Exercise aim
Give the number of lines containing "ASSEMBLY" in this listing, with no other words.

>> start Extracted information

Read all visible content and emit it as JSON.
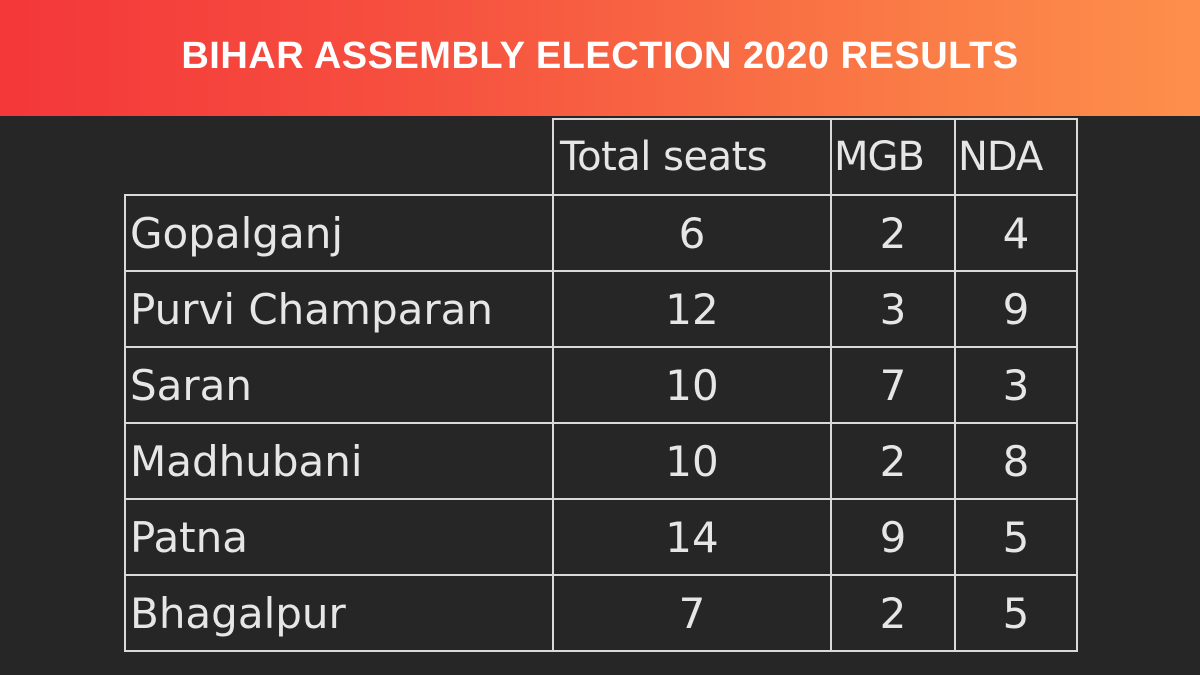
{
  "banner": {
    "title": "BIHAR ASSEMBLY ELECTION 2020 RESULTS"
  },
  "chart_data": {
    "type": "table",
    "title": "BIHAR ASSEMBLY ELECTION 2020 RESULTS",
    "columns": [
      "Total seats",
      "MGB",
      "NDA"
    ],
    "rows": [
      {
        "district": "Gopalganj",
        "total": "6",
        "mgb": "2",
        "nda": "4"
      },
      {
        "district": "Purvi Champaran",
        "total": "12",
        "mgb": "3",
        "nda": "9"
      },
      {
        "district": "Saran",
        "total": "10",
        "mgb": "7",
        "nda": "3"
      },
      {
        "district": "Madhubani",
        "total": "10",
        "mgb": "2",
        "nda": "8"
      },
      {
        "district": "Patna",
        "total": "14",
        "mgb": "9",
        "nda": "5"
      },
      {
        "district": "Bhagalpur",
        "total": "7",
        "mgb": "2",
        "nda": "5"
      }
    ]
  },
  "colors": {
    "banner_start": "#f4373a",
    "banner_end": "#fd8f4b",
    "background": "#262626",
    "text": "#e6e6e6",
    "grid": "#d9d9d9"
  }
}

>> end Extracted information

Response
2